YOUR GOAL:
Everything in the listing should be restated word for word.
· · · · · · ·
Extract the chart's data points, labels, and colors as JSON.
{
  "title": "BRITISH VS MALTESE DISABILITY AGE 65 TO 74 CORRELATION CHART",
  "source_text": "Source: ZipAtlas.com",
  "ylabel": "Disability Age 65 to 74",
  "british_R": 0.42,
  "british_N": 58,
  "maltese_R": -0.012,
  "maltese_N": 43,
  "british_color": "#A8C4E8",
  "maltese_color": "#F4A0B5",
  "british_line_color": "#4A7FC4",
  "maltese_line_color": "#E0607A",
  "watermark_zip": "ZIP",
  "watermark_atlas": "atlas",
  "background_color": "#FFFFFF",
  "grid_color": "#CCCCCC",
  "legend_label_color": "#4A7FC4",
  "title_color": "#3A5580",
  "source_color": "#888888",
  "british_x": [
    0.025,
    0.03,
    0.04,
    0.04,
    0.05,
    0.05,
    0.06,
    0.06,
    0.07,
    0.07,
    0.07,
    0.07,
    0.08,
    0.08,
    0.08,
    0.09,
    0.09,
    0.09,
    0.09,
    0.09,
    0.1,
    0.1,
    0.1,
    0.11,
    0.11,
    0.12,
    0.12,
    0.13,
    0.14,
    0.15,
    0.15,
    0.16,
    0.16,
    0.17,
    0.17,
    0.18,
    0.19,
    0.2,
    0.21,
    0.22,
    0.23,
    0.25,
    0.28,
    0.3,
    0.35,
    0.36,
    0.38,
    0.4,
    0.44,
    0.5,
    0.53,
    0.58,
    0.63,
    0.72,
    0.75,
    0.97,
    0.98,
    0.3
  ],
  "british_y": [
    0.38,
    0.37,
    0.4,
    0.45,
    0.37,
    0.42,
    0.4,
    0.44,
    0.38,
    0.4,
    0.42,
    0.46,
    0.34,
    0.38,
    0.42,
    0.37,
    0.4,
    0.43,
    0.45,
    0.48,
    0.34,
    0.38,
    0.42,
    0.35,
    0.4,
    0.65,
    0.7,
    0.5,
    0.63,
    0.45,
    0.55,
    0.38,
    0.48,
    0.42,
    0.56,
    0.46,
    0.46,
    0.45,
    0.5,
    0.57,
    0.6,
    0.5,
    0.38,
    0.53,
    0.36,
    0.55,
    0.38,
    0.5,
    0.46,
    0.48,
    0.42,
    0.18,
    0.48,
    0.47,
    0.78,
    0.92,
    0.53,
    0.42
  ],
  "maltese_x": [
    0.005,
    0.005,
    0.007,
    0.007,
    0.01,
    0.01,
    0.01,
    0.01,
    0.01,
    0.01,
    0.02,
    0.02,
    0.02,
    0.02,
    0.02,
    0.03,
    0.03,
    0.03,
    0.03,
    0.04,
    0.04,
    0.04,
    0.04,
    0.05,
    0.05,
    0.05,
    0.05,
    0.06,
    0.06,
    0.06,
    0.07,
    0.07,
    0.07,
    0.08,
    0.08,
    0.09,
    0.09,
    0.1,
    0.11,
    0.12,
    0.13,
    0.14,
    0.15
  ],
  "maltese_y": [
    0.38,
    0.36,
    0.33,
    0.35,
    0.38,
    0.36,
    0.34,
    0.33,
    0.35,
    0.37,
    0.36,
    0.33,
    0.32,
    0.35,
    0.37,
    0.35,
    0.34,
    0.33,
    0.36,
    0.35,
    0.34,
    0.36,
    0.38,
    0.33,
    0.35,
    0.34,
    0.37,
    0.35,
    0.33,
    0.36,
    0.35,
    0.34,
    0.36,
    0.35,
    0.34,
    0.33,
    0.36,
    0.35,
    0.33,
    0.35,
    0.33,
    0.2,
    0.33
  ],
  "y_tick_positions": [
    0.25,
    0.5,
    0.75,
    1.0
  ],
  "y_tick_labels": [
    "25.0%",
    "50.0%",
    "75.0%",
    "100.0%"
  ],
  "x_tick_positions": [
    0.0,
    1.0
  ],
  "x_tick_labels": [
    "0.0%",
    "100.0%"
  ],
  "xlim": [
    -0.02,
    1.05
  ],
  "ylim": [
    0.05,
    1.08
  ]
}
· · · · · · ·
RESPONSE TO THIS TASK:
Extract the chart's data points, labels, and colors as JSON.
{
  "title": "BRITISH VS MALTESE DISABILITY AGE 65 TO 74 CORRELATION CHART",
  "source_text": "Source: ZipAtlas.com",
  "ylabel": "Disability Age 65 to 74",
  "british_R": 0.42,
  "british_N": 58,
  "maltese_R": -0.012,
  "maltese_N": 43,
  "british_color": "#A8C4E8",
  "maltese_color": "#F4A0B5",
  "british_line_color": "#4A7FC4",
  "maltese_line_color": "#E0607A",
  "watermark_zip": "ZIP",
  "watermark_atlas": "atlas",
  "background_color": "#FFFFFF",
  "grid_color": "#CCCCCC",
  "legend_label_color": "#4A7FC4",
  "title_color": "#3A5580",
  "source_color": "#888888",
  "british_x": [
    0.025,
    0.03,
    0.04,
    0.04,
    0.05,
    0.05,
    0.06,
    0.06,
    0.07,
    0.07,
    0.07,
    0.07,
    0.08,
    0.08,
    0.08,
    0.09,
    0.09,
    0.09,
    0.09,
    0.09,
    0.1,
    0.1,
    0.1,
    0.11,
    0.11,
    0.12,
    0.12,
    0.13,
    0.14,
    0.15,
    0.15,
    0.16,
    0.16,
    0.17,
    0.17,
    0.18,
    0.19,
    0.2,
    0.21,
    0.22,
    0.23,
    0.25,
    0.28,
    0.3,
    0.35,
    0.36,
    0.38,
    0.4,
    0.44,
    0.5,
    0.53,
    0.58,
    0.63,
    0.72,
    0.75,
    0.97,
    0.98,
    0.3
  ],
  "british_y": [
    0.38,
    0.37,
    0.4,
    0.45,
    0.37,
    0.42,
    0.4,
    0.44,
    0.38,
    0.4,
    0.42,
    0.46,
    0.34,
    0.38,
    0.42,
    0.37,
    0.4,
    0.43,
    0.45,
    0.48,
    0.34,
    0.38,
    0.42,
    0.35,
    0.4,
    0.65,
    0.7,
    0.5,
    0.63,
    0.45,
    0.55,
    0.38,
    0.48,
    0.42,
    0.56,
    0.46,
    0.46,
    0.45,
    0.5,
    0.57,
    0.6,
    0.5,
    0.38,
    0.53,
    0.36,
    0.55,
    0.38,
    0.5,
    0.46,
    0.48,
    0.42,
    0.18,
    0.48,
    0.47,
    0.78,
    0.92,
    0.53,
    0.42
  ],
  "maltese_x": [
    0.005,
    0.005,
    0.007,
    0.007,
    0.01,
    0.01,
    0.01,
    0.01,
    0.01,
    0.01,
    0.02,
    0.02,
    0.02,
    0.02,
    0.02,
    0.03,
    0.03,
    0.03,
    0.03,
    0.04,
    0.04,
    0.04,
    0.04,
    0.05,
    0.05,
    0.05,
    0.05,
    0.06,
    0.06,
    0.06,
    0.07,
    0.07,
    0.07,
    0.08,
    0.08,
    0.09,
    0.09,
    0.1,
    0.11,
    0.12,
    0.13,
    0.14,
    0.15
  ],
  "maltese_y": [
    0.38,
    0.36,
    0.33,
    0.35,
    0.38,
    0.36,
    0.34,
    0.33,
    0.35,
    0.37,
    0.36,
    0.33,
    0.32,
    0.35,
    0.37,
    0.35,
    0.34,
    0.33,
    0.36,
    0.35,
    0.34,
    0.36,
    0.38,
    0.33,
    0.35,
    0.34,
    0.37,
    0.35,
    0.33,
    0.36,
    0.35,
    0.34,
    0.36,
    0.35,
    0.34,
    0.33,
    0.36,
    0.35,
    0.33,
    0.35,
    0.33,
    0.2,
    0.33
  ],
  "y_tick_positions": [
    0.25,
    0.5,
    0.75,
    1.0
  ],
  "y_tick_labels": [
    "25.0%",
    "50.0%",
    "75.0%",
    "100.0%"
  ],
  "x_tick_positions": [
    0.0,
    1.0
  ],
  "x_tick_labels": [
    "0.0%",
    "100.0%"
  ],
  "xlim": [
    -0.02,
    1.05
  ],
  "ylim": [
    0.05,
    1.08
  ]
}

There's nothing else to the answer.